▸ Required work
Exactly reproduce each line of the listing that follows.

(Records from a collection of figures)

====

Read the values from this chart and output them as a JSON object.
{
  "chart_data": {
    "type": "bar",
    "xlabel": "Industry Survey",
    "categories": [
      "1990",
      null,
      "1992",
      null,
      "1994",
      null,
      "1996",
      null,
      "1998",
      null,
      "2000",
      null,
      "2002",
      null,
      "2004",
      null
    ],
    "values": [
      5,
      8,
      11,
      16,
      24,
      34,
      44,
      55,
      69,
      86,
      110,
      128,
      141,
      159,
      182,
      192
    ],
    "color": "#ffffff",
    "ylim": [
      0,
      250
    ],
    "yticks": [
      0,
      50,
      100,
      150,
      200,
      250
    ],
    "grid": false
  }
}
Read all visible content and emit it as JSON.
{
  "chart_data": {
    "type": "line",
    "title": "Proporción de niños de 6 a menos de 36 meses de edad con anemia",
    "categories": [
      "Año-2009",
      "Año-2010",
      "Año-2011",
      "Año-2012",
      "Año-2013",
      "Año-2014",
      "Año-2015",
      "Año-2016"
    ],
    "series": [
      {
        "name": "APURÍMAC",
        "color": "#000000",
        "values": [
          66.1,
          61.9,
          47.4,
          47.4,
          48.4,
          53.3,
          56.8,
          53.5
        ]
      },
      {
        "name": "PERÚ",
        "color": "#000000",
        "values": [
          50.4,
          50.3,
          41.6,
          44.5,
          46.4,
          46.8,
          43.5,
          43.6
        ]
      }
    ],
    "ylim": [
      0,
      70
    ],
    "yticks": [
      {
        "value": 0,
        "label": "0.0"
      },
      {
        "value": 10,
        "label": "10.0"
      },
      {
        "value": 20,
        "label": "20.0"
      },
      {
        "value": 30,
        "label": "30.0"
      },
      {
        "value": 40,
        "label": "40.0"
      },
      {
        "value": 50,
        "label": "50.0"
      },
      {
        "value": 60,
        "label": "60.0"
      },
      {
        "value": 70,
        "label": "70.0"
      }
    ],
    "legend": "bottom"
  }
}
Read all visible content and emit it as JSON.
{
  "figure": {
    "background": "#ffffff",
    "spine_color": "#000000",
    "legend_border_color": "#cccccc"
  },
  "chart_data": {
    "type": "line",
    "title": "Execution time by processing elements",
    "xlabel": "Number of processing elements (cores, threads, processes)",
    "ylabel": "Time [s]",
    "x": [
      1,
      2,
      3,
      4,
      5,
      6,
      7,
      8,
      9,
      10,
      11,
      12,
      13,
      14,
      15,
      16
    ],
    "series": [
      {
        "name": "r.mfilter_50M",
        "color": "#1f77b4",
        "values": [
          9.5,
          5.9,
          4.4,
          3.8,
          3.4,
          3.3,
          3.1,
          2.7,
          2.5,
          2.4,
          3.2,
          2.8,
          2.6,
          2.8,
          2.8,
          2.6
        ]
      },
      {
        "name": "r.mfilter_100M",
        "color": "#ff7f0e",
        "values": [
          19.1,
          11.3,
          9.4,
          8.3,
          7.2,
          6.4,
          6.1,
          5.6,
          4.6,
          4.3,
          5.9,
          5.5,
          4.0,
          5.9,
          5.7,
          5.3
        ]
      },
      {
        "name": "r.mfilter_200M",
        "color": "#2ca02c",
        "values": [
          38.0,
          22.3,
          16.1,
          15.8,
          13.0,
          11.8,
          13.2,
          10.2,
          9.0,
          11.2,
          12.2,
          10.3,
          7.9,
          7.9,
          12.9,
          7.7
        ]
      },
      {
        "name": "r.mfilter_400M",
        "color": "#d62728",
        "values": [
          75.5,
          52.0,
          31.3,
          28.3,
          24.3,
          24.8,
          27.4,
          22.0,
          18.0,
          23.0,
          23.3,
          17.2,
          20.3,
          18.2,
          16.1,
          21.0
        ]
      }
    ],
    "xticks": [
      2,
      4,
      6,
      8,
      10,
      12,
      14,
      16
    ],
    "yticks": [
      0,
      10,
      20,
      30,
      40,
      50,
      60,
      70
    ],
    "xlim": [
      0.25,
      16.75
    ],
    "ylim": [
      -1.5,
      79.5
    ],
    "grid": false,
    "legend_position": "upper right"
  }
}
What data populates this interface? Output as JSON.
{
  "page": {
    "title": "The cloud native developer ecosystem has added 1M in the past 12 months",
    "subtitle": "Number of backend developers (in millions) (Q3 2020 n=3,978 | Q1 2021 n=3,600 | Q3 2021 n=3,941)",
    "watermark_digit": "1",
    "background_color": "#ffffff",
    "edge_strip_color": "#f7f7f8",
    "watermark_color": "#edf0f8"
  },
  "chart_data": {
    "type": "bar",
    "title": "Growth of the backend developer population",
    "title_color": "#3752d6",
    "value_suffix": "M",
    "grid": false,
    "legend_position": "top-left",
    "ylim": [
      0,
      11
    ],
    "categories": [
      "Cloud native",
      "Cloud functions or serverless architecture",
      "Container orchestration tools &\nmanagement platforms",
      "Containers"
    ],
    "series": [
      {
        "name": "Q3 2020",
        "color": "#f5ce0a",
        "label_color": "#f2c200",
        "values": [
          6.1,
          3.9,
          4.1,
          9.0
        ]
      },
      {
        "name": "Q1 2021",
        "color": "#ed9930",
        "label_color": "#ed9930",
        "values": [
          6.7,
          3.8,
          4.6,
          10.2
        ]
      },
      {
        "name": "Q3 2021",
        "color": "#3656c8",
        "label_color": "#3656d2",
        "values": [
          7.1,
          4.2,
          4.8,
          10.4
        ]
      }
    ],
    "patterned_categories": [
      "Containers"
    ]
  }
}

====

▸ Solution to this task
Read the values from this chart and output them as a JSON object.
{
  "chart_data": {
    "type": "bar",
    "xlabel": "Industry Survey",
    "categories": [
      "1990",
      null,
      "1992",
      null,
      "1994",
      null,
      "1996",
      null,
      "1998",
      null,
      "2000",
      null,
      "2002",
      null,
      "2004",
      null
    ],
    "values": [
      5,
      8,
      11,
      16,
      24,
      34,
      44,
      55,
      69,
      86,
      110,
      128,
      141,
      159,
      182,
      192
    ],
    "color": "#ffffff",
    "ylim": [
      0,
      250
    ],
    "yticks": [
      0,
      50,
      100,
      150,
      200,
      250
    ],
    "grid": false
  }
}
Read all visible content and emit it as JSON.
{
  "chart_data": {
    "type": "line",
    "title": "Proporción de niños de 6 a menos de 36 meses de edad con anemia",
    "categories": [
      "Año-2009",
      "Año-2010",
      "Año-2011",
      "Año-2012",
      "Año-2013",
      "Año-2014",
      "Año-2015",
      "Año-2016"
    ],
    "series": [
      {
        "name": "APURÍMAC",
        "color": "#000000",
        "values": [
          66.1,
          61.9,
          47.4,
          47.4,
          48.4,
          53.3,
          56.8,
          53.5
        ]
      },
      {
        "name": "PERÚ",
        "color": "#000000",
        "values": [
          50.4,
          50.3,
          41.6,
          44.5,
          46.4,
          46.8,
          43.5,
          43.6
        ]
      }
    ],
    "ylim": [
      0,
      70
    ],
    "yticks": [
      {
        "value": 0,
        "label": "0.0"
      },
      {
        "value": 10,
        "label": "10.0"
      },
      {
        "value": 20,
        "label": "20.0"
      },
      {
        "value": 30,
        "label": "30.0"
      },
      {
        "value": 40,
        "label": "40.0"
      },
      {
        "value": 50,
        "label": "50.0"
      },
      {
        "value": 60,
        "label": "60.0"
      },
      {
        "value": 70,
        "label": "70.0"
      }
    ],
    "legend": "bottom"
  }
}
Read all visible content and emit it as JSON.
{
  "figure": {
    "background": "#ffffff",
    "spine_color": "#000000",
    "legend_border_color": "#cccccc"
  },
  "chart_data": {
    "type": "line",
    "title": "Execution time by processing elements",
    "xlabel": "Number of processing elements (cores, threads, processes)",
    "ylabel": "Time [s]",
    "x": [
      1,
      2,
      3,
      4,
      5,
      6,
      7,
      8,
      9,
      10,
      11,
      12,
      13,
      14,
      15,
      16
    ],
    "series": [
      {
        "name": "r.mfilter_50M",
        "color": "#1f77b4",
        "values": [
          9.5,
          5.9,
          4.4,
          3.8,
          3.4,
          3.3,
          3.1,
          2.7,
          2.5,
          2.4,
          3.2,
          2.8,
          2.6,
          2.8,
          2.8,
          2.6
        ]
      },
      {
        "name": "r.mfilter_100M",
        "color": "#ff7f0e",
        "values": [
          19.1,
          11.3,
          9.4,
          8.3,
          7.2,
          6.4,
          6.1,
          5.6,
          4.6,
          4.3,
          5.9,
          5.5,
          4.0,
          5.9,
          5.7,
          5.3
        ]
      },
      {
        "name": "r.mfilter_200M",
        "color": "#2ca02c",
        "values": [
          38.0,
          22.3,
          16.1,
          15.8,
          13.0,
          11.8,
          13.2,
          10.2,
          9.0,
          11.2,
          12.2,
          10.3,
          7.9,
          7.9,
          12.9,
          7.7
        ]
      },
      {
        "name": "r.mfilter_400M",
        "color": "#d62728",
        "values": [
          75.5,
          52.0,
          31.3,
          28.3,
          24.3,
          24.8,
          27.4,
          22.0,
          18.0,
          23.0,
          23.3,
          17.2,
          20.3,
          18.2,
          16.1,
          21.0
        ]
      }
    ],
    "xticks": [
      2,
      4,
      6,
      8,
      10,
      12,
      14,
      16
    ],
    "yticks": [
      0,
      10,
      20,
      30,
      40,
      50,
      60,
      70
    ],
    "xlim": [
      0.25,
      16.75
    ],
    "ylim": [
      -1.5,
      79.5
    ],
    "grid": false,
    "legend_position": "upper right"
  }
}
What data populates this interface? Output as JSON.
{
  "page": {
    "title": "The cloud native developer ecosystem has added 1M in the past 12 months",
    "subtitle": "Number of backend developers (in millions) (Q3 2020 n=3,978 | Q1 2021 n=3,600 | Q3 2021 n=3,941)",
    "watermark_digit": "1",
    "background_color": "#ffffff",
    "edge_strip_color": "#f7f7f8",
    "watermark_color": "#edf0f8"
  },
  "chart_data": {
    "type": "bar",
    "title": "Growth of the backend developer population",
    "title_color": "#3752d6",
    "value_suffix": "M",
    "grid": false,
    "legend_position": "top-left",
    "ylim": [
      0,
      11
    ],
    "categories": [
      "Cloud native",
      "Cloud functions or serverless architecture",
      "Container orchestration tools &\nmanagement platforms",
      "Containers"
    ],
    "series": [
      {
        "name": "Q3 2020",
        "color": "#f5ce0a",
        "label_color": "#f2c200",
        "values": [
          6.1,
          3.9,
          4.1,
          9.0
        ]
      },
      {
        "name": "Q1 2021",
        "color": "#ed9930",
        "label_color": "#ed9930",
        "values": [
          6.7,
          3.8,
          4.6,
          10.2
        ]
      },
      {
        "name": "Q3 2021",
        "color": "#3656c8",
        "label_color": "#3656d2",
        "values": [
          7.1,
          4.2,
          4.8,
          10.4
        ]
      }
    ],
    "patterned_categories": [
      "Containers"
    ]
  }
}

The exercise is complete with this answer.